── Trecho para leitura

Tô de bem. - Parabéns


Quem cochicha, o rabo espicha.


Bem feito!
Seu nariz está com defeito.


Me dá um martelo que eu endireito.
Vai na casa do prefeito que ele dá um jeito.




Que fome!
- Tá com fome? Vai à rua do João, mata um homem e come.
- Mata um homem e come.


Fonte de pesquisa:
http://www.edukbr.com.br/kiagito/dias_de_chuva/janela_replicas.asp






"Meio dia, macaco assobia, fazendo careta prá dona Maria"










Minha infância foi povoada de mitos e superstições. Igual a de todo mundo.

────
── Dados para análise

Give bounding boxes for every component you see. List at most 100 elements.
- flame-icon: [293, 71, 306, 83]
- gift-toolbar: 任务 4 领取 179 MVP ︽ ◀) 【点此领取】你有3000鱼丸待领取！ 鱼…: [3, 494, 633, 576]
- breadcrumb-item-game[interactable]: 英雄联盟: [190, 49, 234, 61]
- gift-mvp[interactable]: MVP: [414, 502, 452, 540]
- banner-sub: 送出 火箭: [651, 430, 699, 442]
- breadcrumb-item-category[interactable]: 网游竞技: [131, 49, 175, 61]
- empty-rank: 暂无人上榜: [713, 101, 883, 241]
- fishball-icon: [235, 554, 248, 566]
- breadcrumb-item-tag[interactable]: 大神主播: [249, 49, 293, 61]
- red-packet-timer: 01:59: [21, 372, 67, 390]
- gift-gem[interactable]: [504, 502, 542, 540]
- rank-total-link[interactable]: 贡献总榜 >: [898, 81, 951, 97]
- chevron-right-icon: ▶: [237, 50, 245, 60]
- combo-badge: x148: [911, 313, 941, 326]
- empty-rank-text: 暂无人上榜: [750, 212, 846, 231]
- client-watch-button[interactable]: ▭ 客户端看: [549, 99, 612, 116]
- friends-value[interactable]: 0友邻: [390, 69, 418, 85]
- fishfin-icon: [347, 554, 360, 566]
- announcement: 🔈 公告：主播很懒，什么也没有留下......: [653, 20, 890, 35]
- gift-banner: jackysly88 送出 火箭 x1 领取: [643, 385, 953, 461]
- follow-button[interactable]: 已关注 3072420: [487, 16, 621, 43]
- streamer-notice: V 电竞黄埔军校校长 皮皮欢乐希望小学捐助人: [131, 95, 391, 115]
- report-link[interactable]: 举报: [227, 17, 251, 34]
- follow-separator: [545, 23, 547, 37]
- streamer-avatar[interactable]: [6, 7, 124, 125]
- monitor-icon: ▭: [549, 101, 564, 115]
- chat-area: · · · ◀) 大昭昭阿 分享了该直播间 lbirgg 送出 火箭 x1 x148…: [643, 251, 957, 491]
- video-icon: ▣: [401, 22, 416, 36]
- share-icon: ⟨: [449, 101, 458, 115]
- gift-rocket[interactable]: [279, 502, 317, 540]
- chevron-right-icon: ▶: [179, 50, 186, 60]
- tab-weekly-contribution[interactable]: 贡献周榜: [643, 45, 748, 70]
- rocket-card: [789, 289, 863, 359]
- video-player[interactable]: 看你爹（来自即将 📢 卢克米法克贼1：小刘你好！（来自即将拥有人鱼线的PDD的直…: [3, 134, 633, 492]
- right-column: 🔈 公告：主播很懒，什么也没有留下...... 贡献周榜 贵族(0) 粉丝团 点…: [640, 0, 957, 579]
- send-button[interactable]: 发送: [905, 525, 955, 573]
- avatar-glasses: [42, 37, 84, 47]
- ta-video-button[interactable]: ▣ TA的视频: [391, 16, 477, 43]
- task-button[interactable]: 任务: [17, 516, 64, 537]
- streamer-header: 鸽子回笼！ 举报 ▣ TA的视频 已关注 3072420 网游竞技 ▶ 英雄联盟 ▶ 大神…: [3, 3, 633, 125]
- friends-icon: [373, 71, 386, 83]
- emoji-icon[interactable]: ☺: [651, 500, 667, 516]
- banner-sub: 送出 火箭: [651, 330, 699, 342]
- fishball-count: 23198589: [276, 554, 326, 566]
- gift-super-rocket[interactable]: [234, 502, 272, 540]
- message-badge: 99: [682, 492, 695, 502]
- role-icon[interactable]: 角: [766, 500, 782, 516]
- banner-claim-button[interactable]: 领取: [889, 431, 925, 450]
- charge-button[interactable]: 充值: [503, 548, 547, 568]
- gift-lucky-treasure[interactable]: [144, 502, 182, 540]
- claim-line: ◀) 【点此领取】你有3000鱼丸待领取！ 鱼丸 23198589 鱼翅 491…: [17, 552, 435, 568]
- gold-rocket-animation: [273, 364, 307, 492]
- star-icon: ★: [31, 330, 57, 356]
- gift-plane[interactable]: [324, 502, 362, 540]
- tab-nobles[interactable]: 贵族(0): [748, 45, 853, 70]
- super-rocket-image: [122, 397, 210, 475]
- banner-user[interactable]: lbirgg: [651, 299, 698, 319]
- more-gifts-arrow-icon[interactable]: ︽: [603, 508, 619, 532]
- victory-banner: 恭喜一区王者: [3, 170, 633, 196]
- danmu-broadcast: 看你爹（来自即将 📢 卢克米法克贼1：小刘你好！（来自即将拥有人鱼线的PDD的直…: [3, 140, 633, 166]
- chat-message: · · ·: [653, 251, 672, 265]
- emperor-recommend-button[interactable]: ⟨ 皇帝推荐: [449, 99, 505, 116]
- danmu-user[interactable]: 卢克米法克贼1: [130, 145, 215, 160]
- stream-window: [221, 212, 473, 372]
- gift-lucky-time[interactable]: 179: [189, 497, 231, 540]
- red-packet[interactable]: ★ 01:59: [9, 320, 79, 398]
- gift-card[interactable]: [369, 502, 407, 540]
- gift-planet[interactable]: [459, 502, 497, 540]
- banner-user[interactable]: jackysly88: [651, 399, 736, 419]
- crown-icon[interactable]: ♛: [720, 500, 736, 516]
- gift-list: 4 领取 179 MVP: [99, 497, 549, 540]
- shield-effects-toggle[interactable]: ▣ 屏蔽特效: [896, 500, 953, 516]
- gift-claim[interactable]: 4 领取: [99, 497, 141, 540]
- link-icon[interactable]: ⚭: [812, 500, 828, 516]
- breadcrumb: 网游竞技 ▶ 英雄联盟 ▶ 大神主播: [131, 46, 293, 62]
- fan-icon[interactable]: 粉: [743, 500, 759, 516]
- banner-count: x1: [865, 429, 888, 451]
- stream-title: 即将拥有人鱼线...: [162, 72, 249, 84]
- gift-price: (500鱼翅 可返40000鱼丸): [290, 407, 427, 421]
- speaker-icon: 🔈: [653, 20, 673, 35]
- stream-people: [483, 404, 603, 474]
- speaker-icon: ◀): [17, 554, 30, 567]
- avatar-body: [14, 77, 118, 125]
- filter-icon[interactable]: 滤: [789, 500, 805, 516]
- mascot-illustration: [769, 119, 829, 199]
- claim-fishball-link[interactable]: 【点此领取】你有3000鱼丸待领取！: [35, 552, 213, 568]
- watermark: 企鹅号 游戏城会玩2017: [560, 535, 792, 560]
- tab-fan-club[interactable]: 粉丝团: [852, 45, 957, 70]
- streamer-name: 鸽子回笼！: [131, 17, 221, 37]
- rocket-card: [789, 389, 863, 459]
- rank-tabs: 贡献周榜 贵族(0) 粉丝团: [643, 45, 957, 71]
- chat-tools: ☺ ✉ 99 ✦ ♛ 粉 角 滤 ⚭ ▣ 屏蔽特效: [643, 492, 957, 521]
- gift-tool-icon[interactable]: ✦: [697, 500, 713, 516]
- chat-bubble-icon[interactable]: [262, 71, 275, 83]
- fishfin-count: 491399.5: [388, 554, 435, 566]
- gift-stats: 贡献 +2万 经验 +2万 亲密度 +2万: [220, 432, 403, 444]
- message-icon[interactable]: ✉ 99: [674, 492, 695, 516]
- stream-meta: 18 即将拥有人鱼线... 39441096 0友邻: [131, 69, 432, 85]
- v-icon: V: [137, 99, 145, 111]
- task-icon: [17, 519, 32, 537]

────

→ Instruções:
1. Responda com base no trecho de rimas infantis:
(a) Segundo a resposta a "Que fome!", a que rua se deve ir?
(b) Na casa de quem, segundo o trecho, alguém dá um jeito?
(c) Na frase entre aspas, para quem o macaco faz careta?
2. Dê a continuação do trecho de rimas infantis a partir da última frase apresentada.
Os registros não têm relação com o trecho de rimas infantis.

→ Respostas por tarefa:
1.
(a) À rua do João.
(b) Na casa do prefeito.
(c) Para dona Maria.

2.
Quando chovia, minha mãe cobria todos os espelhos, escondia todos os metais, inclusive tesouras e talheres. Dizia que o brilho atraía raios. E, tudo escondido, nos amontoávamos, eu, ela e meu irmão, em cima da cama e rezávamos para Santa Bárbara, São Gerônimo, se vestiu e se calçou, seu caminho caminhou, com Jesus Cristo encontrou, onde vai, Bárbara Virgem (?), vou a casa do Senhor para pedir-vos que abrandem esses trovões e esses relâmpagos.
Almoçar e cortar o cabelo, só três horas depois. Brincar de ficar vesgo, de jeito nenhum. Podia ficar vesgo para sempre. Injeção, só em jejum absoluto e manga com leite, decididamente, fazia muito mal. Isso sem falar que, olhar no espelho depois do almoço, podia entortar o rosto.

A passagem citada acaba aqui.